Extracted data entries
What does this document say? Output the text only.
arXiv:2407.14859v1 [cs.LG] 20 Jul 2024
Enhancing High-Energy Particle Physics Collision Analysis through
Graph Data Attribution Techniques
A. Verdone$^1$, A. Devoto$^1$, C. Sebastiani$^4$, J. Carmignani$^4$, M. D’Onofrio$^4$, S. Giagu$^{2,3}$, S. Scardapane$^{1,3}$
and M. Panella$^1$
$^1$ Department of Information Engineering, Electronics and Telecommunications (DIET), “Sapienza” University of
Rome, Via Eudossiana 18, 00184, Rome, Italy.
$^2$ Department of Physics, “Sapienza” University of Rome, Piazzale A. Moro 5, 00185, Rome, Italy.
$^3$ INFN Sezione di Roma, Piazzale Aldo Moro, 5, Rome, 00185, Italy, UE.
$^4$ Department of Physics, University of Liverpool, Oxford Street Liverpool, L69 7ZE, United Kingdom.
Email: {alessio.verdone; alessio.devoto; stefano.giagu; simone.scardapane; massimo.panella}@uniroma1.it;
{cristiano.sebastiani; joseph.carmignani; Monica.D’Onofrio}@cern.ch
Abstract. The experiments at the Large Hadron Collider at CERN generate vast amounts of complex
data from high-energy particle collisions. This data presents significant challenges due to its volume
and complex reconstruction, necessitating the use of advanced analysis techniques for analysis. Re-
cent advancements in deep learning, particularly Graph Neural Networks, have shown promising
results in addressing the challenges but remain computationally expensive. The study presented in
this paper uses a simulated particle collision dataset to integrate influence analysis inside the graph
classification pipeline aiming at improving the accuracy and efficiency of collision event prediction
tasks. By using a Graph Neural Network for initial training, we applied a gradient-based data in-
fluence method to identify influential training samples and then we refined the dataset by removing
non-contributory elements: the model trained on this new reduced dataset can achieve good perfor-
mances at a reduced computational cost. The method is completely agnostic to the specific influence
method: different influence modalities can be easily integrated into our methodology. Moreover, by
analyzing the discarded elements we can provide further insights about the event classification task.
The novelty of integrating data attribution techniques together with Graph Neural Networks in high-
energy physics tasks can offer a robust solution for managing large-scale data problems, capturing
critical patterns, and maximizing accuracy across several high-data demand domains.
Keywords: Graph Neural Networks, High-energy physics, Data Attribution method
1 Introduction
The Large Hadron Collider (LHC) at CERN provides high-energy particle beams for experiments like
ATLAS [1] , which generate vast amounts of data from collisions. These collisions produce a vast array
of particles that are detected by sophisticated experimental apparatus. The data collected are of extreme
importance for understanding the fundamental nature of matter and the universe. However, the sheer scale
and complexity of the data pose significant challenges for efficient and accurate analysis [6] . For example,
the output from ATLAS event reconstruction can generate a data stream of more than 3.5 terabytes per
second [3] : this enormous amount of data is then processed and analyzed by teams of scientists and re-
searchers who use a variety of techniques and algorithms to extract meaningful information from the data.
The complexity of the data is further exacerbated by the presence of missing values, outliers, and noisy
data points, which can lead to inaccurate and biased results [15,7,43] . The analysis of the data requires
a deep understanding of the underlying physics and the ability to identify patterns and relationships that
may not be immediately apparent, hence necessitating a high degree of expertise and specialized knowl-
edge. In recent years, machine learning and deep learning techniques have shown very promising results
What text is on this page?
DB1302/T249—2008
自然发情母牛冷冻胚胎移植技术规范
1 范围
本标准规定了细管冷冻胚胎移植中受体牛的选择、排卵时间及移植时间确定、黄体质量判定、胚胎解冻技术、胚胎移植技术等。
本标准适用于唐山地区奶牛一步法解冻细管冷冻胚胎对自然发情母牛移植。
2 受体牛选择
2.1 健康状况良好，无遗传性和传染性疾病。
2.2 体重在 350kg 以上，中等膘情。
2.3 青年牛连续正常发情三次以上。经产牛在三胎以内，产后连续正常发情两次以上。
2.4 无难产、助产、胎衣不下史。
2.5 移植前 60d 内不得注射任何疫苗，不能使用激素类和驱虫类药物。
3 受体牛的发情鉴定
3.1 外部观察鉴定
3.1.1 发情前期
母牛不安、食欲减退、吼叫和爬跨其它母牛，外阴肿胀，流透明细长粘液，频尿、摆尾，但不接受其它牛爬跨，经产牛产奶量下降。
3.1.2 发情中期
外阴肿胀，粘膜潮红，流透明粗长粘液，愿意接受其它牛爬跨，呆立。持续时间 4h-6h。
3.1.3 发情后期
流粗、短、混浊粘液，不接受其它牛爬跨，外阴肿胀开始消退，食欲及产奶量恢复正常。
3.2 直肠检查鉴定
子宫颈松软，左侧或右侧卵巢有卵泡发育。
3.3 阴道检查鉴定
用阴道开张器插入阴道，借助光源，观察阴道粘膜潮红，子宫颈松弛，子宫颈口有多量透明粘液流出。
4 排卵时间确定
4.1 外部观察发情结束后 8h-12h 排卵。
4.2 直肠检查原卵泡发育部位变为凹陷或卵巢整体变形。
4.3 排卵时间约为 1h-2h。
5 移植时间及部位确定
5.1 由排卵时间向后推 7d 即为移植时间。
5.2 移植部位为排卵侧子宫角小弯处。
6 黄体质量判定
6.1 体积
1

* _What is required_
Write out the whole listing exactly.

* _Output for this task_
What does this document say? Output the text only.
arXiv:2407.14859v1 [cs.LG] 20 Jul 2024
Enhancing High-Energy Particle Physics Collision Analysis through
Graph Data Attribution Techniques
A. Verdone$^1$, A. Devoto$^1$, C. Sebastiani$^4$, J. Carmignani$^4$, M. D’Onofrio$^4$, S. Giagu$^{2,3}$, S. Scardapane$^{1,3}$
and M. Panella$^1$
$^1$ Department of Information Engineering, Electronics and Telecommunications (DIET), “Sapienza” University of
Rome, Via Eudossiana 18, 00184, Rome, Italy.
$^2$ Department of Physics, “Sapienza” University of Rome, Piazzale A. Moro 5, 00185, Rome, Italy.
$^3$ INFN Sezione di Roma, Piazzale Aldo Moro, 5, Rome, 00185, Italy, UE.
$^4$ Department of Physics, University of Liverpool, Oxford Street Liverpool, L69 7ZE, United Kingdom.
Email: {alessio.verdone; alessio.devoto; stefano.giagu; simone.scardapane; massimo.panella}@uniroma1.it;
{cristiano.sebastiani; joseph.carmignani; Monica.D’Onofrio}@cern.ch
Abstract. The experiments at the Large Hadron Collider at CERN generate vast amounts of complex
data from high-energy particle collisions. This data presents significant challenges due to its volume
and complex reconstruction, necessitating the use of advanced analysis techniques for analysis. Re-
cent advancements in deep learning, particularly Graph Neural Networks, have shown promising
results in addressing the challenges but remain computationally expensive. The study presented in
this paper uses a simulated particle collision dataset to integrate influence analysis inside the graph
classification pipeline aiming at improving the accuracy and efficiency of collision event prediction
tasks. By using a Graph Neural Network for initial training, we applied a gradient-based data in-
fluence method to identify influential training samples and then we refined the dataset by removing
non-contributory elements: the model trained on this new reduced dataset can achieve good perfor-
mances at a reduced computational cost. The method is completely agnostic to the specific influence
method: different influence modalities can be easily integrated into our methodology. Moreover, by
analyzing the discarded elements we can provide further insights about the event classification task.
The novelty of integrating data attribution techniques together with Graph Neural Networks in high-
energy physics tasks can offer a robust solution for managing large-scale data problems, capturing
critical patterns, and maximizing accuracy across several high-data demand domains.
Keywords: Graph Neural Networks, High-energy physics, Data Attribution method
1 Introduction
The Large Hadron Collider (LHC) at CERN provides high-energy particle beams for experiments like
ATLAS [1] , which generate vast amounts of data from collisions. These collisions produce a vast array
of particles that are detected by sophisticated experimental apparatus. The data collected are of extreme
importance for understanding the fundamental nature of matter and the universe. However, the sheer scale
and complexity of the data pose significant challenges for efficient and accurate analysis [6] . For example,
the output from ATLAS event reconstruction can generate a data stream of more than 3.5 terabytes per
second [3] : this enormous amount of data is then processed and analyzed by teams of scientists and re-
searchers who use a variety of techniques and algorithms to extract meaningful information from the data.
The complexity of the data is further exacerbated by the presence of missing values, outliers, and noisy
data points, which can lead to inaccurate and biased results [15,7,43] . The analysis of the data requires
a deep understanding of the underlying physics and the ability to identify patterns and relationships that
may not be immediately apparent, hence necessitating a high degree of expertise and specialized knowl-
edge. In recent years, machine learning and deep learning techniques have shown very promising results
What text is on this page?
DB1302/T249—2008
自然发情母牛冷冻胚胎移植技术规范
1 范围
本标准规定了细管冷冻胚胎移植中受体牛的选择、排卵时间及移植时间确定、黄体质量判定、胚胎解冻技术、胚胎移植技术等。
本标准适用于唐山地区奶牛一步法解冻细管冷冻胚胎对自然发情母牛移植。
2 受体牛选择
2.1 健康状况良好，无遗传性和传染性疾病。
2.2 体重在 350kg 以上，中等膘情。
2.3 青年牛连续正常发情三次以上。经产牛在三胎以内，产后连续正常发情两次以上。
2.4 无难产、助产、胎衣不下史。
2.5 移植前 60d 内不得注射任何疫苗，不能使用激素类和驱虫类药物。
3 受体牛的发情鉴定
3.1 外部观察鉴定
3.1.1 发情前期
母牛不安、食欲减退、吼叫和爬跨其它母牛，外阴肿胀，流透明细长粘液，频尿、摆尾，但不接受其它牛爬跨，经产牛产奶量下降。
3.1.2 发情中期
外阴肿胀，粘膜潮红，流透明粗长粘液，愿意接受其它牛爬跨，呆立。持续时间 4h-6h。
3.1.3 发情后期
流粗、短、混浊粘液，不接受其它牛爬跨，外阴肿胀开始消退，食欲及产奶量恢复正常。
3.2 直肠检查鉴定
子宫颈松软，左侧或右侧卵巢有卵泡发育。
3.3 阴道检查鉴定
用阴道开张器插入阴道，借助光源，观察阴道粘膜潮红，子宫颈松弛，子宫颈口有多量透明粘液流出。
4 排卵时间确定
4.1 外部观察发情结束后 8h-12h 排卵。
4.2 直肠检查原卵泡发育部位变为凹陷或卵巢整体变形。
4.3 排卵时间约为 1h-2h。
5 移植时间及部位确定
5.1 由排卵时间向后推 7d 即为移植时间。
5.2 移植部位为排卵侧子宫角小弯处。
6 黄体质量判定
6.1 体积
1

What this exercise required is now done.